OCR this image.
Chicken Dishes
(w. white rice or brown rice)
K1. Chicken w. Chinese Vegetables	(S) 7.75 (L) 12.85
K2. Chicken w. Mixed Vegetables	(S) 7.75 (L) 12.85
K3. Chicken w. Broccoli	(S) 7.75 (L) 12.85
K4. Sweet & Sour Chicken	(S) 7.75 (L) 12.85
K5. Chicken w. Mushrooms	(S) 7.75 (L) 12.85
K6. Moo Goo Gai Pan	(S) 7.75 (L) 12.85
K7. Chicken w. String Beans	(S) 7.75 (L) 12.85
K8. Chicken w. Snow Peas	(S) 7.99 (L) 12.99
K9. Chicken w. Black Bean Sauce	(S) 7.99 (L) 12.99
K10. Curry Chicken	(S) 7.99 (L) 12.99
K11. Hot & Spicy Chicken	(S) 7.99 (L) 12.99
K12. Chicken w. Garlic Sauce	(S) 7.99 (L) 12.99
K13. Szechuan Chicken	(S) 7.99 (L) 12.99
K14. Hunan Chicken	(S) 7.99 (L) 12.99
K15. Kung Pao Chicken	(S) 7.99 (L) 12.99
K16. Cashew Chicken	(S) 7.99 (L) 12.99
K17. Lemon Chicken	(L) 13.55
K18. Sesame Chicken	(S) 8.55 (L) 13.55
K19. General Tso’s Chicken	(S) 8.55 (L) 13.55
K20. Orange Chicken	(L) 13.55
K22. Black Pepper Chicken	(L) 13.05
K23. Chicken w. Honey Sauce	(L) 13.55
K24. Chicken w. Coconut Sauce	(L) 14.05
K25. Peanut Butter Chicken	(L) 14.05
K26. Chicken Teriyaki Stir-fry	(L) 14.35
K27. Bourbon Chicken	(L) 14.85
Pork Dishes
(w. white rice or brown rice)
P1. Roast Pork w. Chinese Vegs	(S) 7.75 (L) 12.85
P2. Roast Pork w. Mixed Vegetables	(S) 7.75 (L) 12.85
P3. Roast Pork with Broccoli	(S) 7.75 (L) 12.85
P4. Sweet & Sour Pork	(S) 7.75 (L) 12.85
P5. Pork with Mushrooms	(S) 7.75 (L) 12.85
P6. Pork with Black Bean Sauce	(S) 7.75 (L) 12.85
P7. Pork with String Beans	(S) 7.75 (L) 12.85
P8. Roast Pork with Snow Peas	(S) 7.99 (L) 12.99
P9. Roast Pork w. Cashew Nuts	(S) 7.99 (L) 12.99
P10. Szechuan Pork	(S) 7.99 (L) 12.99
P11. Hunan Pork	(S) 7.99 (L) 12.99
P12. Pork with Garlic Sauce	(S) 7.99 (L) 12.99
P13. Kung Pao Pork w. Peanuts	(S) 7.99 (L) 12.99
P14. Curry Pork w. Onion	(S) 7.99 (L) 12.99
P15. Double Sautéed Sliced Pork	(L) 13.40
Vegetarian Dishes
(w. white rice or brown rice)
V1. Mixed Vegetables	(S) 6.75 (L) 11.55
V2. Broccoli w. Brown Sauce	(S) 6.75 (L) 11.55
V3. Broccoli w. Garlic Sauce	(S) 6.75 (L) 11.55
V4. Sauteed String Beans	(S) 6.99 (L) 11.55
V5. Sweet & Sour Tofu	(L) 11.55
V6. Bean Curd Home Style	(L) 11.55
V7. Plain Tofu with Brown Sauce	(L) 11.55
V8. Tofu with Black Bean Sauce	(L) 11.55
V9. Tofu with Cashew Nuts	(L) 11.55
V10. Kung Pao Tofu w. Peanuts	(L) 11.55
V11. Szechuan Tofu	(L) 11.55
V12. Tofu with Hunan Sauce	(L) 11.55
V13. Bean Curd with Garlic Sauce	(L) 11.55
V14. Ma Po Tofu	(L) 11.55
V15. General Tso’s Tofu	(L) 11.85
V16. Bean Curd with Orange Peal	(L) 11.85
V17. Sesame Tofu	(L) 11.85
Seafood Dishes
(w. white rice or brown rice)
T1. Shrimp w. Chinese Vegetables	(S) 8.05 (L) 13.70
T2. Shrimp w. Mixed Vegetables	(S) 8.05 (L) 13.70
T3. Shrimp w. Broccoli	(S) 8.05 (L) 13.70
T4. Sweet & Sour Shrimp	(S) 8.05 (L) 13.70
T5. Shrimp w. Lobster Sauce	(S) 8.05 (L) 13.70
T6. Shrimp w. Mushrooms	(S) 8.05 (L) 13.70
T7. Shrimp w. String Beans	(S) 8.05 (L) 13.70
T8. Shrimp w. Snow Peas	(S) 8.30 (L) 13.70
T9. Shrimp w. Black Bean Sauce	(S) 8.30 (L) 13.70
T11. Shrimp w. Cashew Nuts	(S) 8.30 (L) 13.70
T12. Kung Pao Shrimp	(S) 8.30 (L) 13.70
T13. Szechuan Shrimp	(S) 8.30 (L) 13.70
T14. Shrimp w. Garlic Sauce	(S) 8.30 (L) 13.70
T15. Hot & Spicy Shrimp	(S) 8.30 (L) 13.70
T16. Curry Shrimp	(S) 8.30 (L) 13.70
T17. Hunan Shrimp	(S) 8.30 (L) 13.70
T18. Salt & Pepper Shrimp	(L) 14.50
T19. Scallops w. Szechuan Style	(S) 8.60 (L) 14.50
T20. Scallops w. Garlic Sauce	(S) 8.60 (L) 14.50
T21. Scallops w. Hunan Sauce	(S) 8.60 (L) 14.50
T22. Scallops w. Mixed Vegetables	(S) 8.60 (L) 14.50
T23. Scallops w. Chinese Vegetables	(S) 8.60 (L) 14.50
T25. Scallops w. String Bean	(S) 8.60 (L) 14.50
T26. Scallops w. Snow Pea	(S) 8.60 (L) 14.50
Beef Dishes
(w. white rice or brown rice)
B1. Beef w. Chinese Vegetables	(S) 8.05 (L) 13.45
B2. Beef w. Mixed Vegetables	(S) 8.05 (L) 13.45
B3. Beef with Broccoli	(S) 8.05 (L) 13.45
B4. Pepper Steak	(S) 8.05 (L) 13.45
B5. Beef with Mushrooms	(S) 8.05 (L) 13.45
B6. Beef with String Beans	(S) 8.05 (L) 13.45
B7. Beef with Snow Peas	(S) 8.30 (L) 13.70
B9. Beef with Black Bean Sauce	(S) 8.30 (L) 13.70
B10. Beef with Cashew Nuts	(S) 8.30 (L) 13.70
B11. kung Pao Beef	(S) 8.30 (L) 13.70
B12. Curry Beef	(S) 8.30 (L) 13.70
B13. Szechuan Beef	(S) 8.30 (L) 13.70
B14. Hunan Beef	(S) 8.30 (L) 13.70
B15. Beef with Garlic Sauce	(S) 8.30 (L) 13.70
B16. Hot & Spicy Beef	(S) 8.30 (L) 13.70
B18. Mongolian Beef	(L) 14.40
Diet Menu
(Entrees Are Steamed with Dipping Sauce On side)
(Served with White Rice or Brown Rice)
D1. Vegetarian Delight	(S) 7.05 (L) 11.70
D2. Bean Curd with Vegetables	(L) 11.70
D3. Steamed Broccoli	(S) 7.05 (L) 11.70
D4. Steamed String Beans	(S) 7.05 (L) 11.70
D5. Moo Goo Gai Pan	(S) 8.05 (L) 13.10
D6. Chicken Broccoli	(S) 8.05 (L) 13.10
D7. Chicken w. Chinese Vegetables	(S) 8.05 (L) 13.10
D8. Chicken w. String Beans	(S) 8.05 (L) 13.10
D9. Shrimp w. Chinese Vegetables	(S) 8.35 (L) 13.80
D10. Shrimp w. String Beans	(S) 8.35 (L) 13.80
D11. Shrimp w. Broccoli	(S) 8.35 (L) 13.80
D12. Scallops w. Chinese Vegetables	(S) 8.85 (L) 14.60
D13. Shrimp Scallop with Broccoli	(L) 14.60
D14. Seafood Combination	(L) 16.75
·····
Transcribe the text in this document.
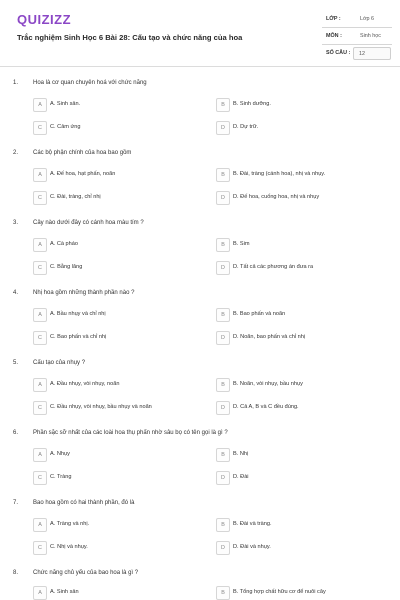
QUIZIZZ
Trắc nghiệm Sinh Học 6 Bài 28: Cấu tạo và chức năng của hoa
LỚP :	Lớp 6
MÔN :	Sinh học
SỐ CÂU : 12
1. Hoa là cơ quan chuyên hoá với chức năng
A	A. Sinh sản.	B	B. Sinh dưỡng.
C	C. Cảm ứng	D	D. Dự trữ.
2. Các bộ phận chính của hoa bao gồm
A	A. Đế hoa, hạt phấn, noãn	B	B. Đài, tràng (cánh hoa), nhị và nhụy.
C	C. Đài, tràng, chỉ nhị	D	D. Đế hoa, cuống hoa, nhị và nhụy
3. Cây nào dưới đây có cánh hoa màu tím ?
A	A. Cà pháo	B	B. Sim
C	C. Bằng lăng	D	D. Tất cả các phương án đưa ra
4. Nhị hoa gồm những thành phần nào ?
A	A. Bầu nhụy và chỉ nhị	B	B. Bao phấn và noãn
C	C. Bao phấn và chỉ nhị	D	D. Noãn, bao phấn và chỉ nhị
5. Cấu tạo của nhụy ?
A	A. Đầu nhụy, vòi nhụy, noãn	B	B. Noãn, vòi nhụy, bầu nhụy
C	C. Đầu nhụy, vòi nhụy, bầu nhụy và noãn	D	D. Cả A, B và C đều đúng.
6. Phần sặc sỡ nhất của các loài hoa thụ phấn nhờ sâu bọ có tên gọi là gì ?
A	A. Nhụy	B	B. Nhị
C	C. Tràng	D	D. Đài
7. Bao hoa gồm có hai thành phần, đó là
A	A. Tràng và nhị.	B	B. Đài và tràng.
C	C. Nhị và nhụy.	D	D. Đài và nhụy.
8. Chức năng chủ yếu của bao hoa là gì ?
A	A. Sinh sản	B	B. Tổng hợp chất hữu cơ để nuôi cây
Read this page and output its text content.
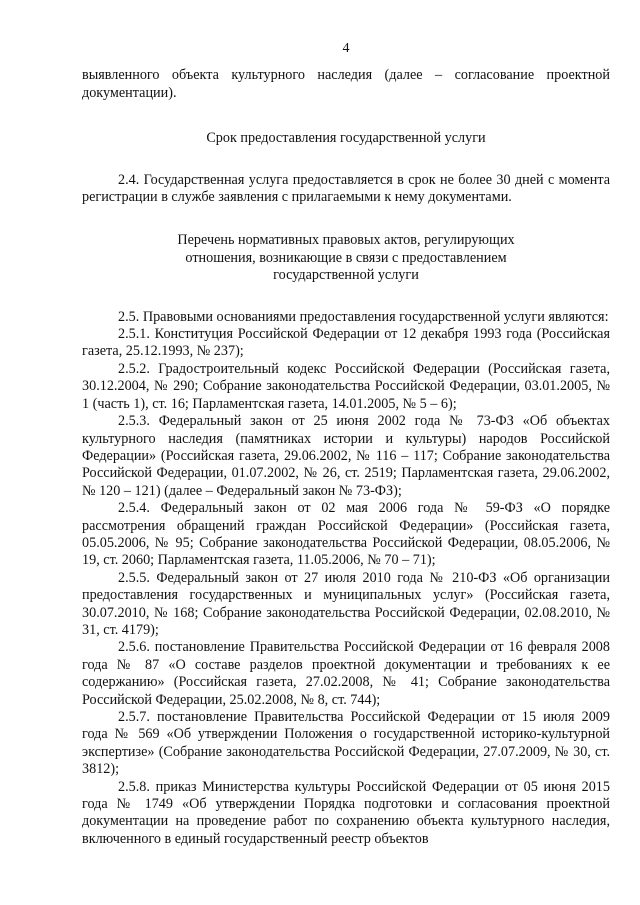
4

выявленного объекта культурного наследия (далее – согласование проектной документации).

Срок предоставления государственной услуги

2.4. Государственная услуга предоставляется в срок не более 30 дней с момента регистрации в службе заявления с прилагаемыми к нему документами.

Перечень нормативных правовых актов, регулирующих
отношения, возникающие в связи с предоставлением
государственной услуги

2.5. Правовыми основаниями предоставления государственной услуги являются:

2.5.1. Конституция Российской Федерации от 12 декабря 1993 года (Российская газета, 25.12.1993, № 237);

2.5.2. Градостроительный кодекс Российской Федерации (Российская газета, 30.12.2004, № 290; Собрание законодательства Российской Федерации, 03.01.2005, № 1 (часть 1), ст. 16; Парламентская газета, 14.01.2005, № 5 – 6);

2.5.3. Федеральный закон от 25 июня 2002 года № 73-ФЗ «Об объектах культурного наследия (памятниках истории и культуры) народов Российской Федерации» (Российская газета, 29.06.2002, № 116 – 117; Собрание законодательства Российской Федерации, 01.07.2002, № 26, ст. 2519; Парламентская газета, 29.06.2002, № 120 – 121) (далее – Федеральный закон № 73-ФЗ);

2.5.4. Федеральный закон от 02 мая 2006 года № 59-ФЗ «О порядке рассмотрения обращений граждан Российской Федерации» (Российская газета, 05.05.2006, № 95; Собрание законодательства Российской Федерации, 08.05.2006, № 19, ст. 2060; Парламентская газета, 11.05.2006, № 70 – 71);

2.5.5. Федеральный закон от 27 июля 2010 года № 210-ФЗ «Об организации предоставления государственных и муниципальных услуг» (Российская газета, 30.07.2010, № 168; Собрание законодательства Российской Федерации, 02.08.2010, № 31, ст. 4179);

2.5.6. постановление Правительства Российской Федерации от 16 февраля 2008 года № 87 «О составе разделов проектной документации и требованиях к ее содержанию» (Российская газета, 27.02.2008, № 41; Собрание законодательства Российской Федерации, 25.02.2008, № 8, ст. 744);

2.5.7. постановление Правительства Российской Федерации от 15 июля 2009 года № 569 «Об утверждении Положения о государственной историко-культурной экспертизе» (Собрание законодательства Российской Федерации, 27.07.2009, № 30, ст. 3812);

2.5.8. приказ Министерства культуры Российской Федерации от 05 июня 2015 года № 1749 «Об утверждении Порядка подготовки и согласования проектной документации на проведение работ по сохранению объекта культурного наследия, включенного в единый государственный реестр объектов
·····
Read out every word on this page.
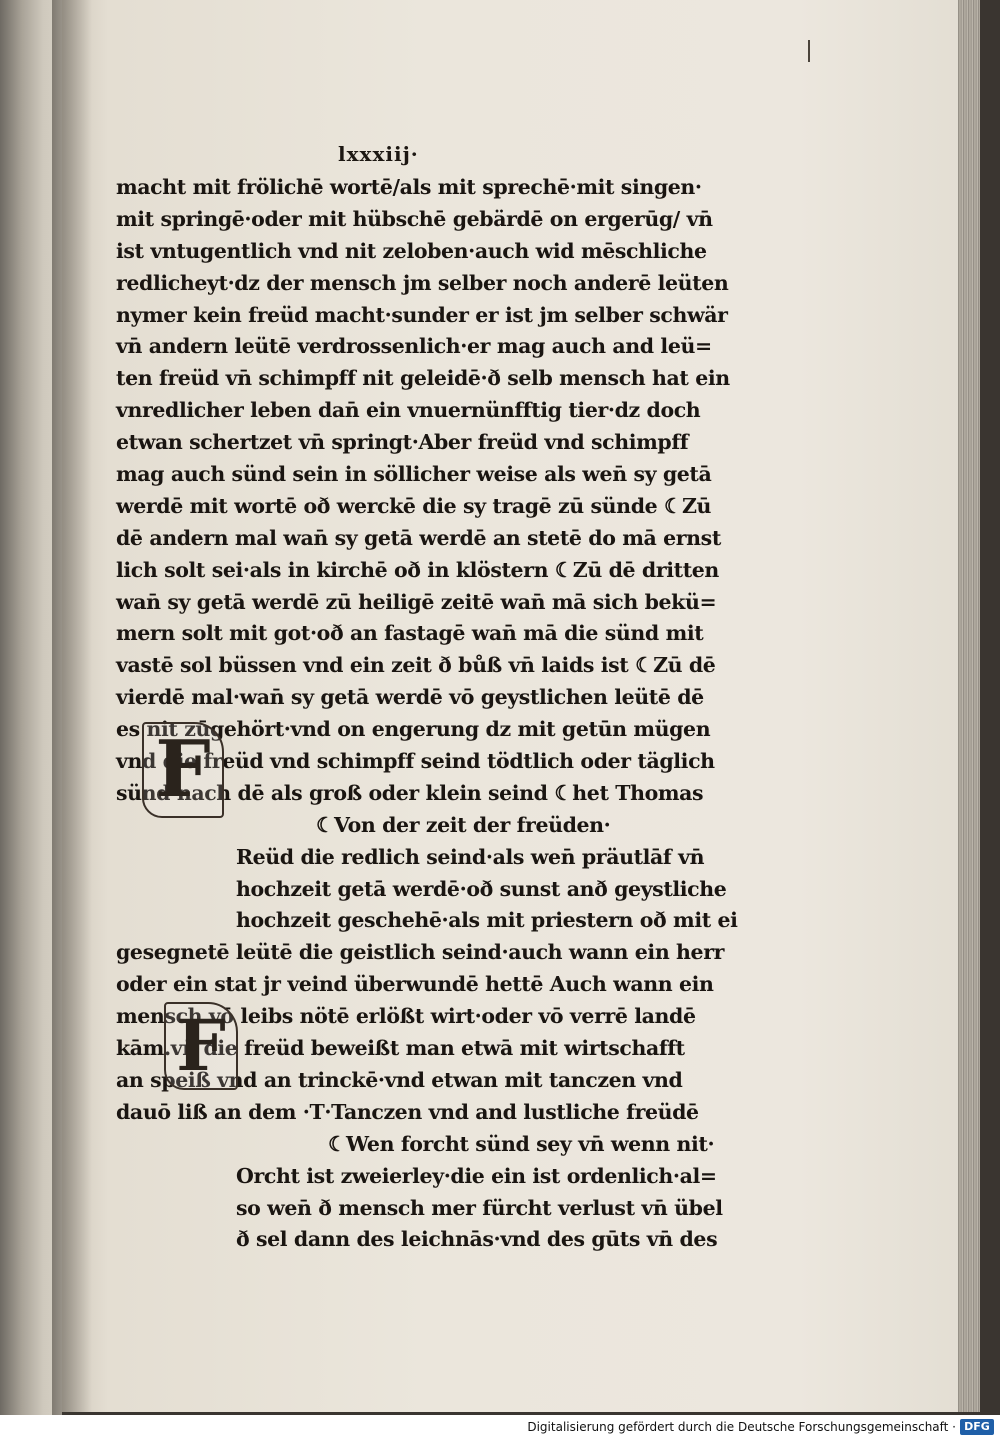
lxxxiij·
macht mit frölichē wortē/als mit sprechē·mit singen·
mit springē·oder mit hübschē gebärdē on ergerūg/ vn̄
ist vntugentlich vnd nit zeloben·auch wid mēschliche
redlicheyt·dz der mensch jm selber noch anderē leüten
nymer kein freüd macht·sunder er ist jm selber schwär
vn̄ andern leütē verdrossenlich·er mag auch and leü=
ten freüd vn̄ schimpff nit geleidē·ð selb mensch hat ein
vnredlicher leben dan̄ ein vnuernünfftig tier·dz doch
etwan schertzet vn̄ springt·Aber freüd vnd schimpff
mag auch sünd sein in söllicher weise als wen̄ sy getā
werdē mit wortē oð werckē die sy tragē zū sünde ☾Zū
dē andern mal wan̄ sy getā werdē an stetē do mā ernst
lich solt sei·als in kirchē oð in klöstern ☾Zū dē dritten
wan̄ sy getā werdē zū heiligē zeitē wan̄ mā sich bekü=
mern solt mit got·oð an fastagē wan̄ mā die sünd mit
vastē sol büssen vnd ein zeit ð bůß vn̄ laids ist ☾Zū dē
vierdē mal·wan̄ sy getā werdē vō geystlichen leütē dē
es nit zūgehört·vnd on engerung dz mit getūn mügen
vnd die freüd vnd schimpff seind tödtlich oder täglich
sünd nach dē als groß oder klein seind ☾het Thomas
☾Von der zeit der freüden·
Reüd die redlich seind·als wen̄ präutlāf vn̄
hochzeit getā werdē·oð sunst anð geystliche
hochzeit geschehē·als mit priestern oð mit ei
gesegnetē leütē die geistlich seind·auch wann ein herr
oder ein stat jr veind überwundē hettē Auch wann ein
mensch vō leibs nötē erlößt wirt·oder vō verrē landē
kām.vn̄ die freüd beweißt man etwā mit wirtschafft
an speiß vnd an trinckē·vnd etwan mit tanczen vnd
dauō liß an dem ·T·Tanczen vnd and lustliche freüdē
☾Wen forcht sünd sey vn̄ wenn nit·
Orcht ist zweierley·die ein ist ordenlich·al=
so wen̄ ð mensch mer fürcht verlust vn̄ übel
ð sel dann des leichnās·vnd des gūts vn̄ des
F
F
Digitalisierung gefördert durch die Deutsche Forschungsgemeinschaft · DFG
·····
## Brief
Return only the number of lines in the entries that contain the string "hochzeit".

## Finished answer
2